REQUIRED WORK:
a – List every episode title that appears in the Battlestar Galactica review, including the one in its heading.
b – Please copy the Battlestar Galactica review starting with "Battlestar Galactica - A" and going on through "through this series.", substituting "caution" for "warning".

SELECTED EXTRACT:
____
Battlestar Galactica - A Measure of Salvation

Click for larger imageWhen the opening of this episode began with a warning about violent content and mature themes, I knew we were in for more than just the usual violence and adult themes that run through this series.

And I wasn't disappointed.

We left the last episode, Torn, with Athena(Sharon) and her co-pilot bugging out of the lion's head nebula where they had discovered a Cylon baseship. This episode opens with Athena's return, along with Apollo and a reconnaissance team. In a scene eerily reminiscent of a deep-sea submersible diving on a shipwreck, the Galactica scout ship gingerly picks its way through dark and drifting Cylon raiders to the baseship. The tension as the team moved through the baseship was palatable, ratcheting up as they discovered dead Cylon skinjobs. We, the audience, know what they've walked into and yet the scene of Athena submerging her hand into the now coagulating goo of the baseship interface and discovering plague still was a white-knuckle moment.

Apollo is more command assertive then he was in the first or second seasons. When the team realizes that some of the Cylons are not dead, and panic threatens to overwhelm, he is able to keep them from firing. However, Apollo has lost something along the way. His character was always the one that struggled with the moral conundrums -- from questioning the use of prisoners as "slave" labor in Bastille Day to taking Roslin's side against his own father to even shooting in cold blood a criminal kingpin in Blackmarket. Yet, we see Apollo, in an epiphany accompanied with cruel laughter, propose using the plague virus (which humans are immune to) as a biological weapon to wipeout the Cylons.
____
DATA EXTRACTS:
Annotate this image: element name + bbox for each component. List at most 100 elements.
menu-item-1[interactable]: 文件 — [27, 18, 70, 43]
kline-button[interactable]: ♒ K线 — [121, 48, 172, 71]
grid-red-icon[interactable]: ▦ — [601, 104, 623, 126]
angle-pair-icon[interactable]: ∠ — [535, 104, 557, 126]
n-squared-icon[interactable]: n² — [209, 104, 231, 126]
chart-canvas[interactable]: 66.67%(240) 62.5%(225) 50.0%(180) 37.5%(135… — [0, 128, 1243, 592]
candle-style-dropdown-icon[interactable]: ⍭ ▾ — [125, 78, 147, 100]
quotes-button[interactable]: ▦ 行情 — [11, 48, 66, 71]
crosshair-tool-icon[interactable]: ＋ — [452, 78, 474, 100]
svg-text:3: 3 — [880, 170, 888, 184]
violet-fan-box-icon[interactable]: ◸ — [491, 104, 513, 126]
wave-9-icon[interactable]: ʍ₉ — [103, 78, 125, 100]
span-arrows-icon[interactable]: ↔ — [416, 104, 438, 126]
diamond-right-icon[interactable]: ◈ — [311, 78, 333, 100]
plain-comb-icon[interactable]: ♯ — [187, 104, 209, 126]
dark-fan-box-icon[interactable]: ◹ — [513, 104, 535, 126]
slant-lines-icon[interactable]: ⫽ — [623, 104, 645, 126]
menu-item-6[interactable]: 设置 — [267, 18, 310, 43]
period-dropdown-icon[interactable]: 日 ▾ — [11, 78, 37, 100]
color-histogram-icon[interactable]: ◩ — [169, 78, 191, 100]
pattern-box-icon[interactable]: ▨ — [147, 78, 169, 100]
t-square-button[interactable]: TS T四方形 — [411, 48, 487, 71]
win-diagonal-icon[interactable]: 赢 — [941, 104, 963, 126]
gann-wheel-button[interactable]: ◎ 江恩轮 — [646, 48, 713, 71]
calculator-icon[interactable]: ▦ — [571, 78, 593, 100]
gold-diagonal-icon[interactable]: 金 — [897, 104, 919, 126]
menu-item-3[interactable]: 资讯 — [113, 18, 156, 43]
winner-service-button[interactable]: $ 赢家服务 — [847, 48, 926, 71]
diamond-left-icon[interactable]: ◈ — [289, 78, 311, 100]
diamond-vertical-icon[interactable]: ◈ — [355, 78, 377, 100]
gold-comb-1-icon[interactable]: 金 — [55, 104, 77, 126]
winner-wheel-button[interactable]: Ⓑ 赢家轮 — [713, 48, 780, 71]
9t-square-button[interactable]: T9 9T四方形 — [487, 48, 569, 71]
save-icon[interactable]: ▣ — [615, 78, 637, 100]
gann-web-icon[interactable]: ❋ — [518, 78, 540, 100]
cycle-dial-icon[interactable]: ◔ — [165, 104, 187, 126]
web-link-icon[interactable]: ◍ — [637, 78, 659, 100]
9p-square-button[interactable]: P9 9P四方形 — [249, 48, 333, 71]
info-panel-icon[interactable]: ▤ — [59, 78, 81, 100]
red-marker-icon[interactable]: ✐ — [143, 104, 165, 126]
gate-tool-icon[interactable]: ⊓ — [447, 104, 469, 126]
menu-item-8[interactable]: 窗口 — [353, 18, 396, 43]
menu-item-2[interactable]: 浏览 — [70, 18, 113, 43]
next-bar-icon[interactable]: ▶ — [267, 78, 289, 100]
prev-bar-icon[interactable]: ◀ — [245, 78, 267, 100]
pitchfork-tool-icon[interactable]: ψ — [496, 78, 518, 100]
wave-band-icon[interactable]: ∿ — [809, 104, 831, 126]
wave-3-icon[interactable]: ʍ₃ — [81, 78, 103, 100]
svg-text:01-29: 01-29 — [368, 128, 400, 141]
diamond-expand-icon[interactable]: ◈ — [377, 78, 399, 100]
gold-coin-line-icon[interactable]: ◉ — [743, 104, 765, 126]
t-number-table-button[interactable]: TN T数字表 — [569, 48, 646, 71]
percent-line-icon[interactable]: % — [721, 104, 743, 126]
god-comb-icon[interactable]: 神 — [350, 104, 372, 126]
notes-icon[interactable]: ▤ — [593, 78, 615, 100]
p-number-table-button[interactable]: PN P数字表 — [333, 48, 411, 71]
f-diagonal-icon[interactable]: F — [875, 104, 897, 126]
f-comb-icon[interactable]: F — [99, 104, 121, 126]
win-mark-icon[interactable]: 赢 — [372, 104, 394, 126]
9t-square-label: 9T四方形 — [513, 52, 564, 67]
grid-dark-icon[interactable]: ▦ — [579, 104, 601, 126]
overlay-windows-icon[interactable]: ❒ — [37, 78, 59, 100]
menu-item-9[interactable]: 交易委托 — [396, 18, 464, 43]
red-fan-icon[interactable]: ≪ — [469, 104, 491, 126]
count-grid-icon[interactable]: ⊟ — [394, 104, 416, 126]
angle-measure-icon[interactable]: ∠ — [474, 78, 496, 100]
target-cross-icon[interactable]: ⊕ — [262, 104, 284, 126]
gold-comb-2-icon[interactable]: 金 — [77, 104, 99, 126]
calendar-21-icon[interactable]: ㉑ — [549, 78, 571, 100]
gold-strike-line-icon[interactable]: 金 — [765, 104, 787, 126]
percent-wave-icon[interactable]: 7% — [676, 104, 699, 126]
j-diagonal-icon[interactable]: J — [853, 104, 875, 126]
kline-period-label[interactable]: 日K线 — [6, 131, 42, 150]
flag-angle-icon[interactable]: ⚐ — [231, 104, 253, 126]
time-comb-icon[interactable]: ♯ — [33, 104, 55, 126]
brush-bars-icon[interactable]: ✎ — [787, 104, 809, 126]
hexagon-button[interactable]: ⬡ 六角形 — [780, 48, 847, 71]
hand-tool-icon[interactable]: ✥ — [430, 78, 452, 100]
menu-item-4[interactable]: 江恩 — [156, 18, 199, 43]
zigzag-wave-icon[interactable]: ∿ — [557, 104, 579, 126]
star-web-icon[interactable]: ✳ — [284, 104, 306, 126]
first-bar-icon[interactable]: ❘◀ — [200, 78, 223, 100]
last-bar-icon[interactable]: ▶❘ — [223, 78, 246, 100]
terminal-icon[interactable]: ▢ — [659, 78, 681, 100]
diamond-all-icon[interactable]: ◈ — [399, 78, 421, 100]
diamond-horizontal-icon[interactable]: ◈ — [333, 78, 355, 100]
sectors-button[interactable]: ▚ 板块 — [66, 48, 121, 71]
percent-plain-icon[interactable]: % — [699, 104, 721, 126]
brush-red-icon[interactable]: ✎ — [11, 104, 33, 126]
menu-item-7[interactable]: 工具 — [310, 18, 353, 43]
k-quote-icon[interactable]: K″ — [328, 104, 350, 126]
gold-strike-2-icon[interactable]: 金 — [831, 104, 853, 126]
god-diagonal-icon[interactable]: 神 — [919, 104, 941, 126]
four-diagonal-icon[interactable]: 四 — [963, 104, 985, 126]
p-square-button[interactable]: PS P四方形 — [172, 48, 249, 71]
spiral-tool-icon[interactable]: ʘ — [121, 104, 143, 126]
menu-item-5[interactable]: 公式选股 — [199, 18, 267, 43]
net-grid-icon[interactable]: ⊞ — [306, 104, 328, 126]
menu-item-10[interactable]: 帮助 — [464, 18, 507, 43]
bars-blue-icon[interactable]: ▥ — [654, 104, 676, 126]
____
ANSWERS TO THE EXERCISES:
a – A Measure of Salvation, Torn, Bastille Day, Blackmarket

b –
Battlestar Galactica - A Measure of Salvation

Click for larger imageWhen the opening of this episode began with a caution about violent content and mature themes, I knew we were in for more than just the usual violence and adult themes that run through this series.